Retype all of the data. Every line must match exactly.
───
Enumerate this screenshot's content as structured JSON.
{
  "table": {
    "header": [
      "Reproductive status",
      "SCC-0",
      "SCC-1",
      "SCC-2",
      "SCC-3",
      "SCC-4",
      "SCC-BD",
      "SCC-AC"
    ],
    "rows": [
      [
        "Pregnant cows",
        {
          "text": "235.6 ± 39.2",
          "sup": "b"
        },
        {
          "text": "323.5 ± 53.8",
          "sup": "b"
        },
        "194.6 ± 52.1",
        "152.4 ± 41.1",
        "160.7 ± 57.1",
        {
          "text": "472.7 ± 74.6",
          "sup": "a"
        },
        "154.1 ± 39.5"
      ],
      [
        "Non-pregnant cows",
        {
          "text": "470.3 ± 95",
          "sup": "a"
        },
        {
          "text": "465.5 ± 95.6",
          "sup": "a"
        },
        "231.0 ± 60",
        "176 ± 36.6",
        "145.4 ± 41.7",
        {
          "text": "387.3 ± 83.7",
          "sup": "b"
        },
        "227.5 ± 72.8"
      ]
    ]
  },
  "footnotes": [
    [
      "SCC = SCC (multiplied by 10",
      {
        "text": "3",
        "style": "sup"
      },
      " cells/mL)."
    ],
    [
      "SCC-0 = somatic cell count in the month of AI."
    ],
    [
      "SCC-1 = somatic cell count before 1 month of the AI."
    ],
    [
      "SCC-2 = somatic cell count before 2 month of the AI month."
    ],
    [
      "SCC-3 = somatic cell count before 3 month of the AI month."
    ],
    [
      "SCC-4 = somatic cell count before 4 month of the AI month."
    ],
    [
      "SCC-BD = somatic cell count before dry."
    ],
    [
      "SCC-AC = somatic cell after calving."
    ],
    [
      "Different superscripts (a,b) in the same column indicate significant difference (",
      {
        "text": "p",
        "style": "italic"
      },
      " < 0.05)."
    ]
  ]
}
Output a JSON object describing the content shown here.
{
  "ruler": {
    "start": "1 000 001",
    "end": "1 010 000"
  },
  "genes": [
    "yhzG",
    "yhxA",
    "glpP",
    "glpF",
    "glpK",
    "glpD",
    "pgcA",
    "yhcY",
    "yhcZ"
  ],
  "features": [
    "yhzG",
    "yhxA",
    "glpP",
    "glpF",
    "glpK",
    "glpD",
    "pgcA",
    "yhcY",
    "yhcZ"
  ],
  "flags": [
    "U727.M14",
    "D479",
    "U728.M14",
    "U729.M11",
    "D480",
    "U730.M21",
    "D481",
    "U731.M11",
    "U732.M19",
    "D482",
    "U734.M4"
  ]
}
───
Exercise result
Enumerate this screenshot's content as structured JSON.
{
  "table": {
    "header": [
      "Reproductive status",
      "SCC-0",
      "SCC-1",
      "SCC-2",
      "SCC-3",
      "SCC-4",
      "SCC-BD",
      "SCC-AC"
    ],
    "rows": [
      [
        "Pregnant cows",
        {
          "text": "235.6 ± 39.2",
          "sup": "b"
        },
        {
          "text": "323.5 ± 53.8",
          "sup": "b"
        },
        "194.6 ± 52.1",
        "152.4 ± 41.1",
        "160.7 ± 57.1",
        {
          "text": "472.7 ± 74.6",
          "sup": "a"
        },
        "154.1 ± 39.5"
      ],
      [
        "Non-pregnant cows",
        {
          "text": "470.3 ± 95",
          "sup": "a"
        },
        {
          "text": "465.5 ± 95.6",
          "sup": "a"
        },
        "231.0 ± 60",
        "176 ± 36.6",
        "145.4 ± 41.7",
        {
          "text": "387.3 ± 83.7",
          "sup": "b"
        },
        "227.5 ± 72.8"
      ]
    ]
  },
  "footnotes": [
    [
      "SCC = SCC (multiplied by 10",
      {
        "text": "3",
        "style": "sup"
      },
      " cells/mL)."
    ],
    [
      "SCC-0 = somatic cell count in the month of AI."
    ],
    [
      "SCC-1 = somatic cell count before 1 month of the AI."
    ],
    [
      "SCC-2 = somatic cell count before 2 month of the AI month."
    ],
    [
      "SCC-3 = somatic cell count before 3 month of the AI month."
    ],
    [
      "SCC-4 = somatic cell count before 4 month of the AI month."
    ],
    [
      "SCC-BD = somatic cell count before dry."
    ],
    [
      "SCC-AC = somatic cell after calving."
    ],
    [
      "Different superscripts (a,b) in the same column indicate significant difference (",
      {
        "text": "p",
        "style": "italic"
      },
      " < 0.05)."
    ]
  ]
}
Output a JSON object describing the content shown here.
{
  "ruler": {
    "start": "1 000 001",
    "end": "1 010 000"
  },
  "genes": [
    "yhzG",
    "yhxA",
    "glpP",
    "glpF",
    "glpK",
    "glpD",
    "pgcA",
    "yhcY",
    "yhcZ"
  ],
  "features": [
    "yhzG",
    "yhxA",
    "glpP",
    "glpF",
    "glpK",
    "glpD",
    "pgcA",
    "yhcY",
    "yhcZ"
  ],
  "flags": [
    "U727.M14",
    "D479",
    "U728.M14",
    "U729.M11",
    "D480",
    "U730.M21",
    "D481",
    "U731.M11",
    "U732.M19",
    "D482",
    "U734.M4"
  ]
}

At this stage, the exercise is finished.